* [Task directions] Return all of the data exactly as given.

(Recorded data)
------------------------------------------------------------
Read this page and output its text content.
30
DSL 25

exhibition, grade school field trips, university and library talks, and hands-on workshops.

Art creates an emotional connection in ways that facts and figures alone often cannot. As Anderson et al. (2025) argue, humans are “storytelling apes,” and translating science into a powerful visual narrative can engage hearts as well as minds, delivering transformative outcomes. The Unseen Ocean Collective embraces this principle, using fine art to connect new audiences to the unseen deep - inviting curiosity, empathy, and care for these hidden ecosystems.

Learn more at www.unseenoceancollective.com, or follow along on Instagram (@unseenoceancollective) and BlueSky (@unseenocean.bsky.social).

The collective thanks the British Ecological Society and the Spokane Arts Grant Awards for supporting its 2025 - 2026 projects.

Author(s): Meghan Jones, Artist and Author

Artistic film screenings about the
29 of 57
------------------------------------------------------------
* [Result below]
Read this page and output its text content.
30
DSL 25

exhibition, grade school field trips, university and library talks, and hands-on workshops.

Art creates an emotional connection in ways that facts and figures alone often cannot. As Anderson et al. (2025) argue, humans are “storytelling apes,” and translating science into a powerful visual narrative can engage hearts as well as minds, delivering transformative outcomes. The Unseen Ocean Collective embraces this principle, using fine art to connect new audiences to the unseen deep - inviting curiosity, empathy, and care for these hidden ecosystems.

Learn more at www.unseenoceancollective.com, or follow along on Instagram (@unseenoceancollective) and BlueSky (@unseenocean.bsky.social).

The collective thanks the British Ecological Society and the Spokane Arts Grant Awards for supporting its 2025 - 2026 projects.

Author(s): Meghan Jones, Artist and Author

Artistic film screenings about the
29 of 57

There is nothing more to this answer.